— start of Source data —
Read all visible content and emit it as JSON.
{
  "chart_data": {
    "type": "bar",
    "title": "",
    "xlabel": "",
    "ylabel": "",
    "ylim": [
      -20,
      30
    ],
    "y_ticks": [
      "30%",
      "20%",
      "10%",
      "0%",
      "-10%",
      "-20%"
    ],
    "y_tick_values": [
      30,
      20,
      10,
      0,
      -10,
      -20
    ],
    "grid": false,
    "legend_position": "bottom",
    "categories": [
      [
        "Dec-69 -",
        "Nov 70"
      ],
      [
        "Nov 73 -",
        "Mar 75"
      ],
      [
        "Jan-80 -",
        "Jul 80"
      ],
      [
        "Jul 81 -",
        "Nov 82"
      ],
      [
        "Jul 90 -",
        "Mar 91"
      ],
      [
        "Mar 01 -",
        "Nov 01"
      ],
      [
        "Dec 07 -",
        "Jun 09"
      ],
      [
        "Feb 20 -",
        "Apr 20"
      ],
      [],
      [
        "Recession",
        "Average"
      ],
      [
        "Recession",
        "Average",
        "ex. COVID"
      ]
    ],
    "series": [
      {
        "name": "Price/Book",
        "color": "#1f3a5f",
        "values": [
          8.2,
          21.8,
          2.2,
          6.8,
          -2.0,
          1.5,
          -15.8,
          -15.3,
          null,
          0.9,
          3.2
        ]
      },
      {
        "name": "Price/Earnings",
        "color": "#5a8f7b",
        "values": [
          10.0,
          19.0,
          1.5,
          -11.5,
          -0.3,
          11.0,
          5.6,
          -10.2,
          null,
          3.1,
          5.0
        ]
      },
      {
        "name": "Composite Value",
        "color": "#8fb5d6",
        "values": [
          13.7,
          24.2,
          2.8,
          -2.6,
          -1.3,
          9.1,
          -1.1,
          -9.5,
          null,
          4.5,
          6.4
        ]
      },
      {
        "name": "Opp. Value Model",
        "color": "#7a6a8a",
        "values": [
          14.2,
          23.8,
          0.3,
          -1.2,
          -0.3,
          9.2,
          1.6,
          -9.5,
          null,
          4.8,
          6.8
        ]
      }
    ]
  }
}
— end of Source data —
Aim =>
Find how many lines of the entries contain "color". Respond with the number only.

Exercise solution =>
4